→ Short task:
In the entries below, how many lines hold the string "Ofrecemos"? Give only the number.

— Start —

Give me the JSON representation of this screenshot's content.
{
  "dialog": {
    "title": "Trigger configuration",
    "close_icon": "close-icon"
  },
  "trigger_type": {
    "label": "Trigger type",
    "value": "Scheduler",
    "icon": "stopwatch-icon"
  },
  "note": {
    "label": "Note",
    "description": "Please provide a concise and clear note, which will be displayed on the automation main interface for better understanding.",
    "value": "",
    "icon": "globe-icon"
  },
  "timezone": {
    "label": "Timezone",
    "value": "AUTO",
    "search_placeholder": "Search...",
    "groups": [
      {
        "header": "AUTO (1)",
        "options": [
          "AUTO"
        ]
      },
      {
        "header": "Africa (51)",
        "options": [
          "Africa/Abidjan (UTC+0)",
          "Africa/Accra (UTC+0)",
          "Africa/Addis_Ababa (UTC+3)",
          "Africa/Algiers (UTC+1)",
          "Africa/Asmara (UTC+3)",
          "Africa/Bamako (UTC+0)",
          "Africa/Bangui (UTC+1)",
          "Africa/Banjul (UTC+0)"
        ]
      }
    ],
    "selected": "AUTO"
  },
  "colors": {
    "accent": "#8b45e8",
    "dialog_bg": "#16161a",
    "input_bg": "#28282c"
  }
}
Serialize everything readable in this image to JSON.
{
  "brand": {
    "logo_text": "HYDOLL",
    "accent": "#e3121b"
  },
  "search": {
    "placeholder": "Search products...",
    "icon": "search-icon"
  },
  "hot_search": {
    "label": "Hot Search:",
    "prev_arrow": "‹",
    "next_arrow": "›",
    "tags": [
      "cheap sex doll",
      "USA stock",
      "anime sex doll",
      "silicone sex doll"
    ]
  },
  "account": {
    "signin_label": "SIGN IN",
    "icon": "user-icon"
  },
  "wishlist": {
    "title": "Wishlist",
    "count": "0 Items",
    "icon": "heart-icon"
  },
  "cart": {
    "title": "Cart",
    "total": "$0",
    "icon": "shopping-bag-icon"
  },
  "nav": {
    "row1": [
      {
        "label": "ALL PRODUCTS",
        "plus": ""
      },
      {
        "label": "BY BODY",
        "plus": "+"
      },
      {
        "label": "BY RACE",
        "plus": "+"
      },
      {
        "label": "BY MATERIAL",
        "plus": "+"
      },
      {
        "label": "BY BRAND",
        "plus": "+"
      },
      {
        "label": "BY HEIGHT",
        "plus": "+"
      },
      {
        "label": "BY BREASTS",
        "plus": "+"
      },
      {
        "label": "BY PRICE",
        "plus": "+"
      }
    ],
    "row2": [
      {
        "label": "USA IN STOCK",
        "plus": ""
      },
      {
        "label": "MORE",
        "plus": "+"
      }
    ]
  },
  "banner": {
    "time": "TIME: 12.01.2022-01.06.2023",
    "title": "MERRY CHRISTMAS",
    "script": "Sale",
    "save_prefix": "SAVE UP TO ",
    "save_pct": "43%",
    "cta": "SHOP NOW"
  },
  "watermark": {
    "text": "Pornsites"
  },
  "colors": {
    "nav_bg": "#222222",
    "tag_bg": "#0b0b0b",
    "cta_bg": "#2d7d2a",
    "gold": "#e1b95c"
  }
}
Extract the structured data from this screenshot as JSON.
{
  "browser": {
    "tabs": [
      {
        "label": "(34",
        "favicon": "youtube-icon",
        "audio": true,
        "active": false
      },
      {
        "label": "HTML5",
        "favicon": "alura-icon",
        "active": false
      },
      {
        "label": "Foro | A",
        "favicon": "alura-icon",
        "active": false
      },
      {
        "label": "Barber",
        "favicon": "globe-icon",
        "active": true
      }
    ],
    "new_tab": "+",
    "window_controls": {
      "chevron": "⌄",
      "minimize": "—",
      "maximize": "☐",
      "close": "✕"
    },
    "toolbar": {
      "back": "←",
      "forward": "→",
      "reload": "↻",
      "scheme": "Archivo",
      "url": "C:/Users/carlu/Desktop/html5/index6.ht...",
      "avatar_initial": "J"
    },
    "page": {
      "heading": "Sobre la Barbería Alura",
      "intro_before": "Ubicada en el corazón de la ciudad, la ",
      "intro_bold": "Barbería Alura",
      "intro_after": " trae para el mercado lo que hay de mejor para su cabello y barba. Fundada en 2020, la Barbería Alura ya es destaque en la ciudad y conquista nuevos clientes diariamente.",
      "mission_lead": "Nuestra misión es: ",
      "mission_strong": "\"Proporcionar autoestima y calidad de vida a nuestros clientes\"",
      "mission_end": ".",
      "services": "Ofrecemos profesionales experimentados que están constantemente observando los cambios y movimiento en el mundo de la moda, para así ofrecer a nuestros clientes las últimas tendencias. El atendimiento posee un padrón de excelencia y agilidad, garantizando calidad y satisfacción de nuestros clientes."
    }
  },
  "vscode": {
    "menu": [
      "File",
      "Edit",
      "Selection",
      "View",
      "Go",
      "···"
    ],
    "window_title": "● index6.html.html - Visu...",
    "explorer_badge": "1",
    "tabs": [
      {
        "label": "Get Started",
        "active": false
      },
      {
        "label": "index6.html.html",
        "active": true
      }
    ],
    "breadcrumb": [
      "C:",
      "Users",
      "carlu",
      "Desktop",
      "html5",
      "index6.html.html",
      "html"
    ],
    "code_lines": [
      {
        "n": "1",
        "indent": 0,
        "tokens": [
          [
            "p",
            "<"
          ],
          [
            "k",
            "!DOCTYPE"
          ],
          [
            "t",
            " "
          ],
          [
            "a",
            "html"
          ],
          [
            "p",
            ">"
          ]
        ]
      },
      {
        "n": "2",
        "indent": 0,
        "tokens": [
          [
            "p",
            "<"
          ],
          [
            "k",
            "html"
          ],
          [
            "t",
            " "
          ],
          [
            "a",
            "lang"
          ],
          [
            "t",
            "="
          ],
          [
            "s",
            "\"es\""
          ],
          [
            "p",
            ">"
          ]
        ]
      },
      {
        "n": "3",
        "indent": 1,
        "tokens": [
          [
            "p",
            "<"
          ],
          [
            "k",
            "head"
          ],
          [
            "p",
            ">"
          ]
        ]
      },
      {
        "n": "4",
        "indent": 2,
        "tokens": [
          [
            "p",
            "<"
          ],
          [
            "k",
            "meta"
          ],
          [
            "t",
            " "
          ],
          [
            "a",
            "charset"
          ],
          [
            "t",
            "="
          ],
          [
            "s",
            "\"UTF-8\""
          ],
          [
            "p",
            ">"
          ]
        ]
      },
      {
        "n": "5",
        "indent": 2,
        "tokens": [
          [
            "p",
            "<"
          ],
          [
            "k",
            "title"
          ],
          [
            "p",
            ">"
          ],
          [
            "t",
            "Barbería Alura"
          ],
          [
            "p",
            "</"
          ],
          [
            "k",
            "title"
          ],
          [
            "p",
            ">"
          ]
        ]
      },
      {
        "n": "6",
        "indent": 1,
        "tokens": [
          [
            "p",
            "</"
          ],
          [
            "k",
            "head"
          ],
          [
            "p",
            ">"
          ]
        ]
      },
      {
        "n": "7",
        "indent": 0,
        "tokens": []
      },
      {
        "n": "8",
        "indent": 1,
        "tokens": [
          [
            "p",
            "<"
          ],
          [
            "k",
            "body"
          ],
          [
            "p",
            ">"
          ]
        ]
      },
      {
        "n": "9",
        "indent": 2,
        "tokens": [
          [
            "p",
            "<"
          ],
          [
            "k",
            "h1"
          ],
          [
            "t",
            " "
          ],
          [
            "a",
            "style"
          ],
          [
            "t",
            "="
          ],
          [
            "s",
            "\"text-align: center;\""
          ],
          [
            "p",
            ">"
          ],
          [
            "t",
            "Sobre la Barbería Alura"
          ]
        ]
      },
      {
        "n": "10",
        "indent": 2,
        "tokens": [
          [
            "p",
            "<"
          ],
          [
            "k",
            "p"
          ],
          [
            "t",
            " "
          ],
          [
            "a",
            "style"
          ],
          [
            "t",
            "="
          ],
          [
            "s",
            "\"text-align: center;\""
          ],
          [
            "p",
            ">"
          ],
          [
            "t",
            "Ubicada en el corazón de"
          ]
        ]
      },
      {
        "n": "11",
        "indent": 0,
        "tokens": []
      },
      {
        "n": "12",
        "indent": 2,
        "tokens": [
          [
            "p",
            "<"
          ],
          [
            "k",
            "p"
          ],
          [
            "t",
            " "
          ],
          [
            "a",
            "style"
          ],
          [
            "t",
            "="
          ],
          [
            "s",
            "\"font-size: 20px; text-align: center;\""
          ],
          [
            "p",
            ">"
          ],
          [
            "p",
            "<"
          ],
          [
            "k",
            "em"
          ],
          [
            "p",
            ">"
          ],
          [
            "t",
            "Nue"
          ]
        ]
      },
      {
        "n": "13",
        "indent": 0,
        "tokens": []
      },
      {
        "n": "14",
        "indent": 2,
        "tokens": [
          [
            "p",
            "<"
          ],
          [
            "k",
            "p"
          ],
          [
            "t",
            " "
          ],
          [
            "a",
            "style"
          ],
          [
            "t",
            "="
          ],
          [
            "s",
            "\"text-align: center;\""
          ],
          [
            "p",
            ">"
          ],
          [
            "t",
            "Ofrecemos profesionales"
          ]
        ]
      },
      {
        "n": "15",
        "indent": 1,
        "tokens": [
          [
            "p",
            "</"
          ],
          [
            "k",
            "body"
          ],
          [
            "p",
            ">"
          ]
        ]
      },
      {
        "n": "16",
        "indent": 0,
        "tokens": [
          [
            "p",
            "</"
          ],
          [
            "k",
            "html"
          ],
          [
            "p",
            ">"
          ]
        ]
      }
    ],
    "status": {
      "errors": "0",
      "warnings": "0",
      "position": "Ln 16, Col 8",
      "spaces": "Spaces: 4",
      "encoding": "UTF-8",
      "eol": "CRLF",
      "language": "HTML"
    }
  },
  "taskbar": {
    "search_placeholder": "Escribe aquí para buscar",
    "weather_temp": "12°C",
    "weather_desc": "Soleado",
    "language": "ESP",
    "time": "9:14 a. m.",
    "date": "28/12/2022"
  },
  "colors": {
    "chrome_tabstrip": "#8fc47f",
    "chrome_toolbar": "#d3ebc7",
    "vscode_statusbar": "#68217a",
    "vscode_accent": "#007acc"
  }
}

— End —

→ Correct output:
2